■ Challenge
Pick out the lines below that contain the string "JSON" and copy them all.

--- START OF Data to use ---

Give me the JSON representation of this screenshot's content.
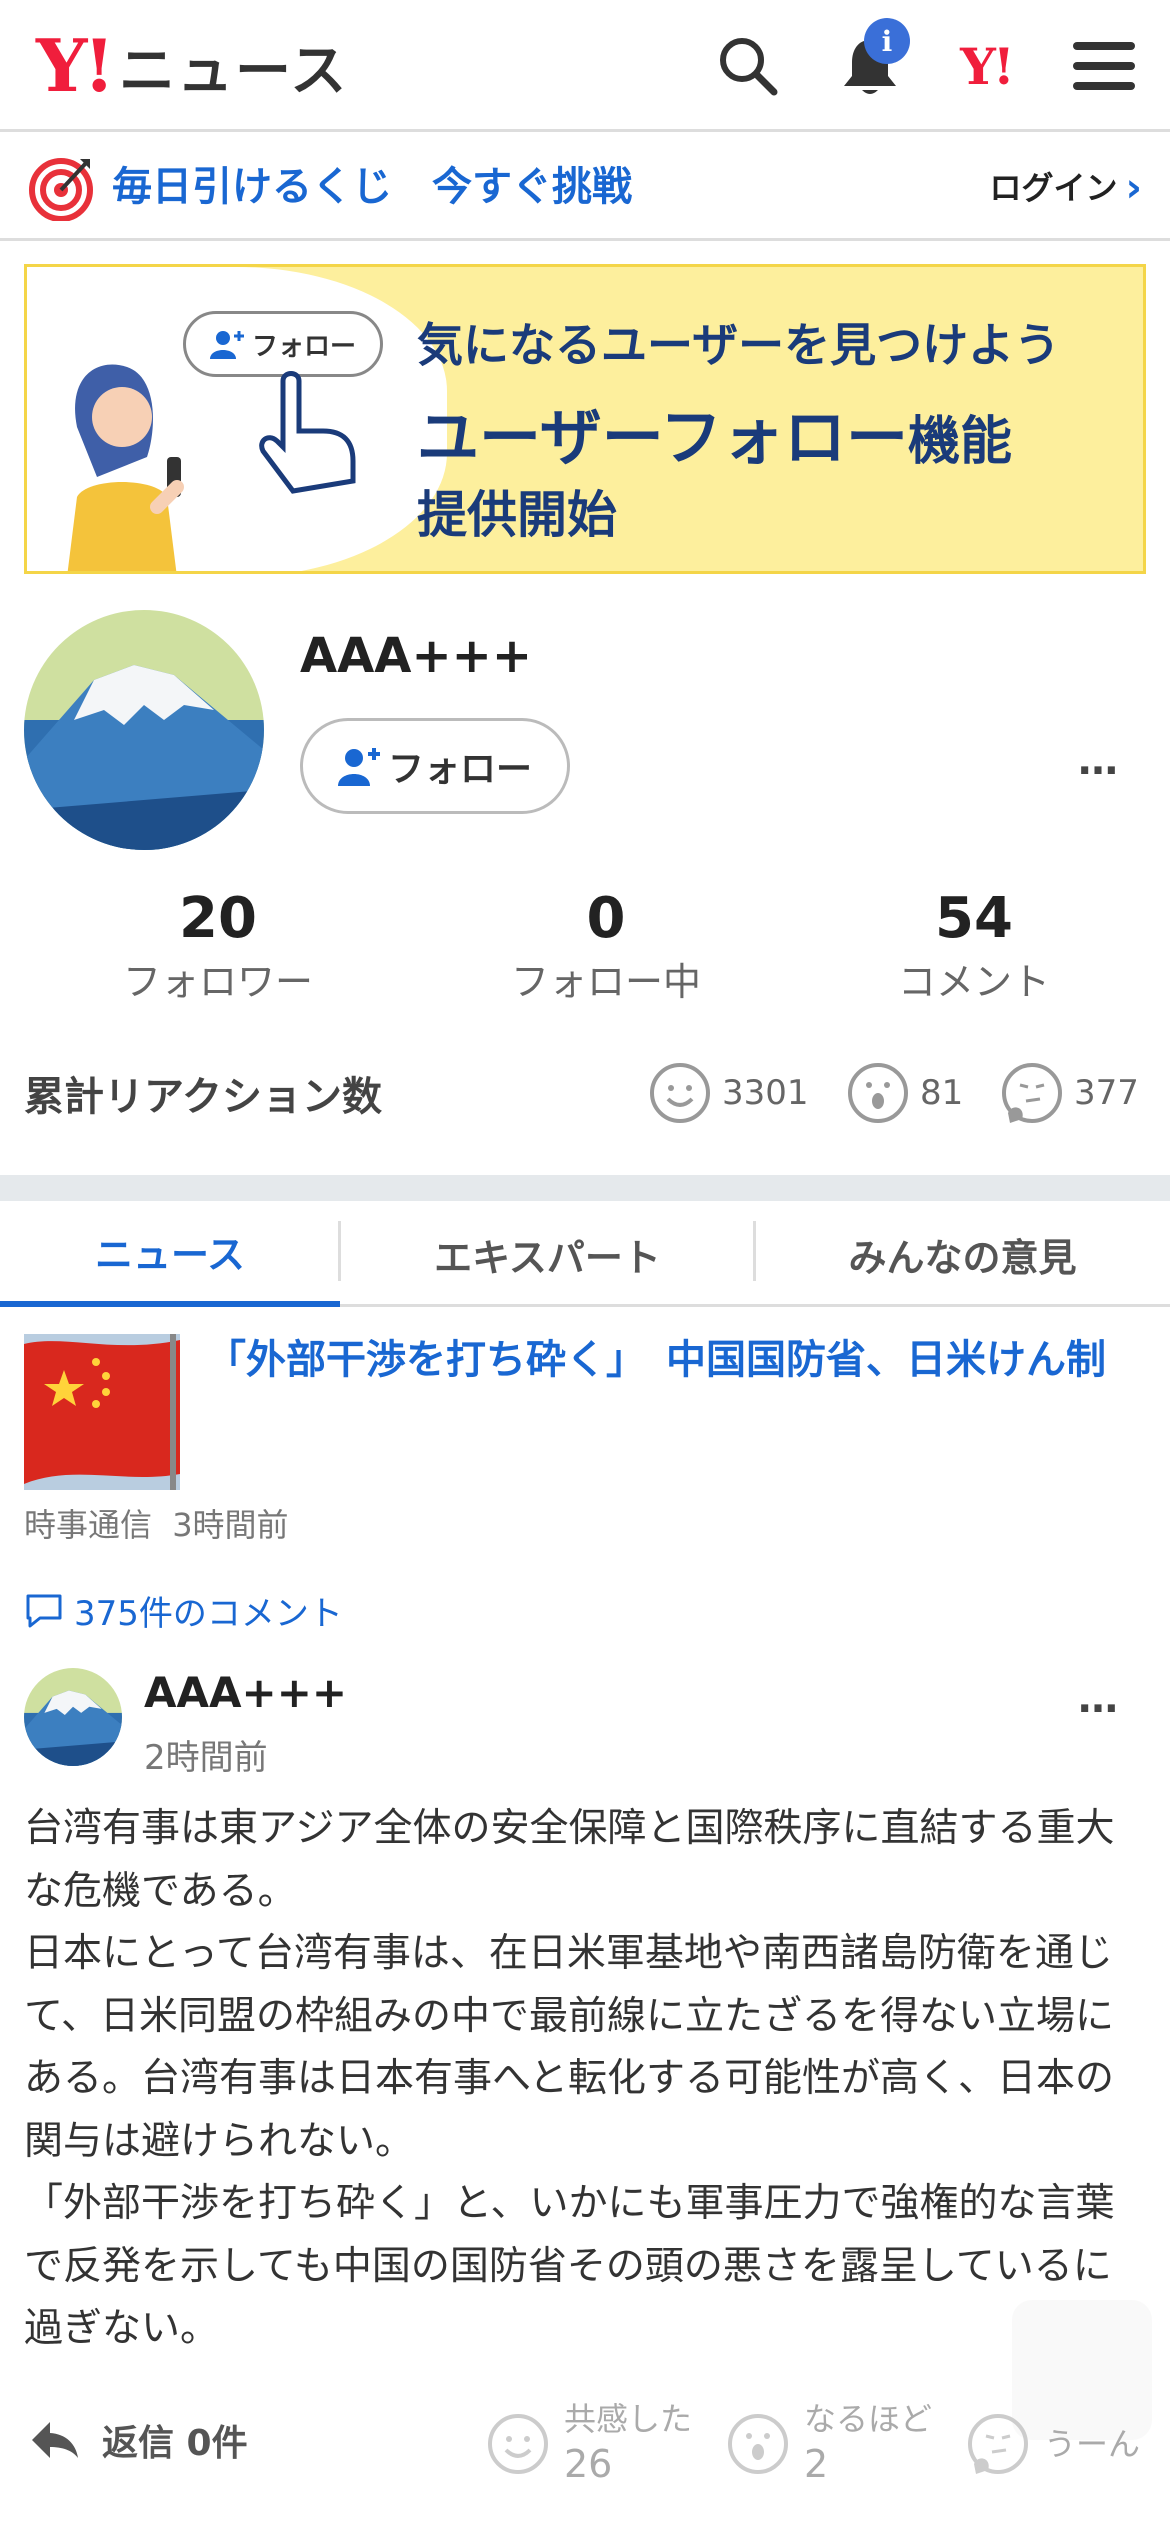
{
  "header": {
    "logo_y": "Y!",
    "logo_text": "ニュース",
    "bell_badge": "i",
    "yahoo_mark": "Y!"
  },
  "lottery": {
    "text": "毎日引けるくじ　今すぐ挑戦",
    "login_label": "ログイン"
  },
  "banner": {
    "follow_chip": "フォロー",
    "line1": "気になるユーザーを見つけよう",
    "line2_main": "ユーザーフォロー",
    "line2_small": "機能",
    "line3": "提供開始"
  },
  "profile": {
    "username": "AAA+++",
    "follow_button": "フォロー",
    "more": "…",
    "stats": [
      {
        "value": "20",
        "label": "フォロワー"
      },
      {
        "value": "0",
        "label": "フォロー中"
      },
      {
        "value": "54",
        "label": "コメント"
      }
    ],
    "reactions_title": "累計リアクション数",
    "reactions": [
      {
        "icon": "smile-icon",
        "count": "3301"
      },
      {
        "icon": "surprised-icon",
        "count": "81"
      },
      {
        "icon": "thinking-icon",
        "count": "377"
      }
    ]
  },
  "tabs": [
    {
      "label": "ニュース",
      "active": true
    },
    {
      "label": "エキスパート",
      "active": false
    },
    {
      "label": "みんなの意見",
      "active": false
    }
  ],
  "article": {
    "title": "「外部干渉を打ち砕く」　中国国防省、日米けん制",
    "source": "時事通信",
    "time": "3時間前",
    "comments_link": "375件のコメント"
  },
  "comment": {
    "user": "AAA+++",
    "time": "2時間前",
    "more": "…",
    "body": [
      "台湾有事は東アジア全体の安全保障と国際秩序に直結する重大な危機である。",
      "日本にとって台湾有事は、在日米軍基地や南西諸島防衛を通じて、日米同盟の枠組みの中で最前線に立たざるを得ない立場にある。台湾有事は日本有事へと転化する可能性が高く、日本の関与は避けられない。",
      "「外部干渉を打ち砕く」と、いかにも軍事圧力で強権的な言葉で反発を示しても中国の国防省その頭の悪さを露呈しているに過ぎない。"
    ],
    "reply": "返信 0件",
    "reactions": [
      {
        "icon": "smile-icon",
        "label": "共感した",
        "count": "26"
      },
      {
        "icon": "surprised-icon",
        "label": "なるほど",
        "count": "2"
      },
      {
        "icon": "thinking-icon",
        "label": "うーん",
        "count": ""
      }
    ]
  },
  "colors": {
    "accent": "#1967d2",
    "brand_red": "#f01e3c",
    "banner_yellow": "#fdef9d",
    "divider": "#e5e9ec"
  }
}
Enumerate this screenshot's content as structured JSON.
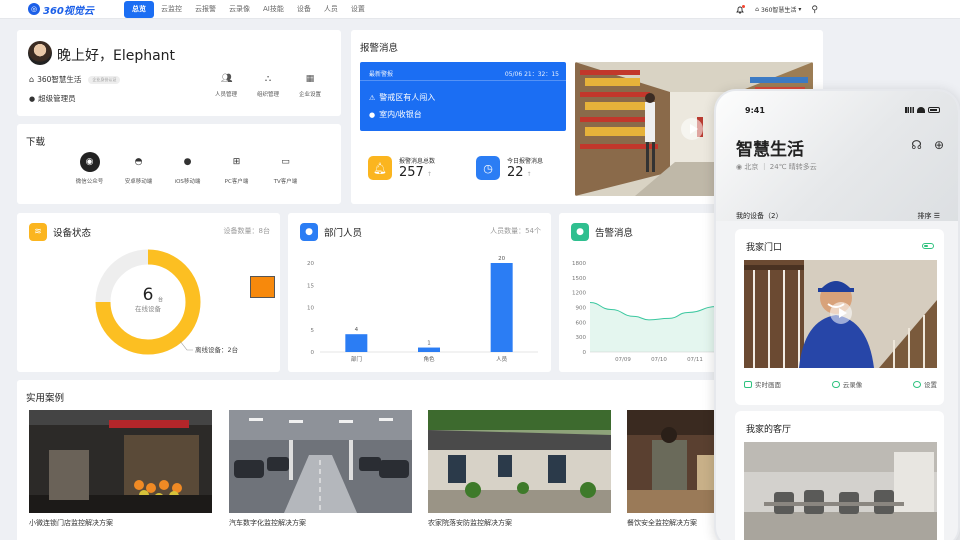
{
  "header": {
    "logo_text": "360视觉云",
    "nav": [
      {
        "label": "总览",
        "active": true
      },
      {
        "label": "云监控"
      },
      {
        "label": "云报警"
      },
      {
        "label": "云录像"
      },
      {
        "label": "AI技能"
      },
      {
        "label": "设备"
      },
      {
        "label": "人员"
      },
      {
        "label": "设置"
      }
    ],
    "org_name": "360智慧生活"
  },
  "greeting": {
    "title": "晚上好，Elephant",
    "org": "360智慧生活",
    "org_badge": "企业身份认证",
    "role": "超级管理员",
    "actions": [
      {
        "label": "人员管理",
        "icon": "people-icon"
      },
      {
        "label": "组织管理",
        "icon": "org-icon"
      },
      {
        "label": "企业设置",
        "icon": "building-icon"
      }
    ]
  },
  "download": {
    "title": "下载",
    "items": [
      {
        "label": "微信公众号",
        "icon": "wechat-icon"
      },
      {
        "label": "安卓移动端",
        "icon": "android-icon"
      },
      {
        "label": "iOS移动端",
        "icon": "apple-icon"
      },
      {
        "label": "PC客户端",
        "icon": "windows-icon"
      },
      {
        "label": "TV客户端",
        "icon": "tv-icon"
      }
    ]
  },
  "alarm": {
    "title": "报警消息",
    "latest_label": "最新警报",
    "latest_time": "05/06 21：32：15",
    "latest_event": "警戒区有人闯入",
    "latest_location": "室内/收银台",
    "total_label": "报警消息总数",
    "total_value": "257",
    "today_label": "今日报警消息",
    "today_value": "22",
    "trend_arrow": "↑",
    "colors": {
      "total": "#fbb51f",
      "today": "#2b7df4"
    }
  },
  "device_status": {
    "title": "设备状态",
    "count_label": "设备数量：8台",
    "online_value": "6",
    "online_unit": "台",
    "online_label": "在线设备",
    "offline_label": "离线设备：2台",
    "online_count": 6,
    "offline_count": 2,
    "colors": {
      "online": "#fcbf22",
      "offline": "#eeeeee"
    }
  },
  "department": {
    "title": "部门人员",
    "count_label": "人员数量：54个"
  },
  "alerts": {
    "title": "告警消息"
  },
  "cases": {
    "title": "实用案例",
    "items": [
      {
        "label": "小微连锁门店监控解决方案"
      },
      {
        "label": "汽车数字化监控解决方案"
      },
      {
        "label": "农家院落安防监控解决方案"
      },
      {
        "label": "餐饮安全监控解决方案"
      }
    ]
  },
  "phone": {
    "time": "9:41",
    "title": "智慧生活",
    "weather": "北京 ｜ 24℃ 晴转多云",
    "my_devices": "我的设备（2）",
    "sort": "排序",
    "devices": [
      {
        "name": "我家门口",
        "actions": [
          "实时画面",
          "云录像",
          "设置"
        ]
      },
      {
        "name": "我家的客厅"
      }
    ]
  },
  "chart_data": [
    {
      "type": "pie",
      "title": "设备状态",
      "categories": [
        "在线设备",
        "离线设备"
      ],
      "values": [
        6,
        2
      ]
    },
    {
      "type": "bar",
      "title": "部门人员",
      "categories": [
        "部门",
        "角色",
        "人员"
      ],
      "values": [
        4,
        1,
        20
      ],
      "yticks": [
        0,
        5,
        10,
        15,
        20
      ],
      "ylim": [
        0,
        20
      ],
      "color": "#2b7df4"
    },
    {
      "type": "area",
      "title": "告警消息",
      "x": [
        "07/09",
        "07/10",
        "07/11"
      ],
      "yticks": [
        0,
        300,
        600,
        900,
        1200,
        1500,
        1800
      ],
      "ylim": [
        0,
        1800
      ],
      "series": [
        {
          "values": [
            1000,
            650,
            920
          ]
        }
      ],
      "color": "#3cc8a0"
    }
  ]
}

--- END OF Data to use ---

■ Exercise output
Give me the JSON representation of this screenshot's content.
Enumerate this screenshot's content as structured JSON.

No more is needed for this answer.